Please pull out every line of the records below that contains the string "HydroDispatch". Case counts, so copy only the lines where it appears with exactly that capitalization.

□ □ □ □ □ □ □

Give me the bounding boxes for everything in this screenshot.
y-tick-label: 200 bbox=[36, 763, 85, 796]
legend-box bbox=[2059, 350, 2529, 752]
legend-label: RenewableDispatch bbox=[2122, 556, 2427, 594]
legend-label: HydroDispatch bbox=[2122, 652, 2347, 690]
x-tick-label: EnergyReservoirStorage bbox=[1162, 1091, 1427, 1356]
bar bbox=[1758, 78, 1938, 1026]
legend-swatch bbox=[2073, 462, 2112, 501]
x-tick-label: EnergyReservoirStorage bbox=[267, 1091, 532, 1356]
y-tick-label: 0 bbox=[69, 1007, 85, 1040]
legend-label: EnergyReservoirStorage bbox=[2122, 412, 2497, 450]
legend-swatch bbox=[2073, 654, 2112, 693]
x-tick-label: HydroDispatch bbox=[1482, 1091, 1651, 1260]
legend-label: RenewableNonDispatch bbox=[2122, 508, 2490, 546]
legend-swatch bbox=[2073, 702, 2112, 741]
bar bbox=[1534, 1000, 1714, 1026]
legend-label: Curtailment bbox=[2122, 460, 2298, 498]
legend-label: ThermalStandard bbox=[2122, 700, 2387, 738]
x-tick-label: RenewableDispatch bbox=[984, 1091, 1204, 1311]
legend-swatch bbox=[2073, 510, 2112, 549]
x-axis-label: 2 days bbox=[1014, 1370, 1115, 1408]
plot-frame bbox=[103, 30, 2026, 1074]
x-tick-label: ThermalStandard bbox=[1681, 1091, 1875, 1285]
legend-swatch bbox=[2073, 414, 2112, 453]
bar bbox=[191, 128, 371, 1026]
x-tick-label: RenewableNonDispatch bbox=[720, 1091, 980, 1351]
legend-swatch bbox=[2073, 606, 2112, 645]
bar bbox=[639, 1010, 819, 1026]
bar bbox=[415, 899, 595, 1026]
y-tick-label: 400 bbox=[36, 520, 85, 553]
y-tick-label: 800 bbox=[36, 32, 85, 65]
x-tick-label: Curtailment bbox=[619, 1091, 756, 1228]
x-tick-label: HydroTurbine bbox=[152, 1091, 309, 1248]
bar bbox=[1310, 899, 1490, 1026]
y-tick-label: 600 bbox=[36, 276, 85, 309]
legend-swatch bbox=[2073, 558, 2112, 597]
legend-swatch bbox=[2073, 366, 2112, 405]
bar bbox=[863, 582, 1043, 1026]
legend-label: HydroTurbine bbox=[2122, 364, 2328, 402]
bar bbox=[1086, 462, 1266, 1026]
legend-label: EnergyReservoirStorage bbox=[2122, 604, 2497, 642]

□ □ □ □ □ □ □

## OUTPUT BELOW
legend-label: HydroDispatch bbox=[2122, 652, 2347, 690]
x-tick-label: HydroDispatch bbox=[1482, 1091, 1651, 1260]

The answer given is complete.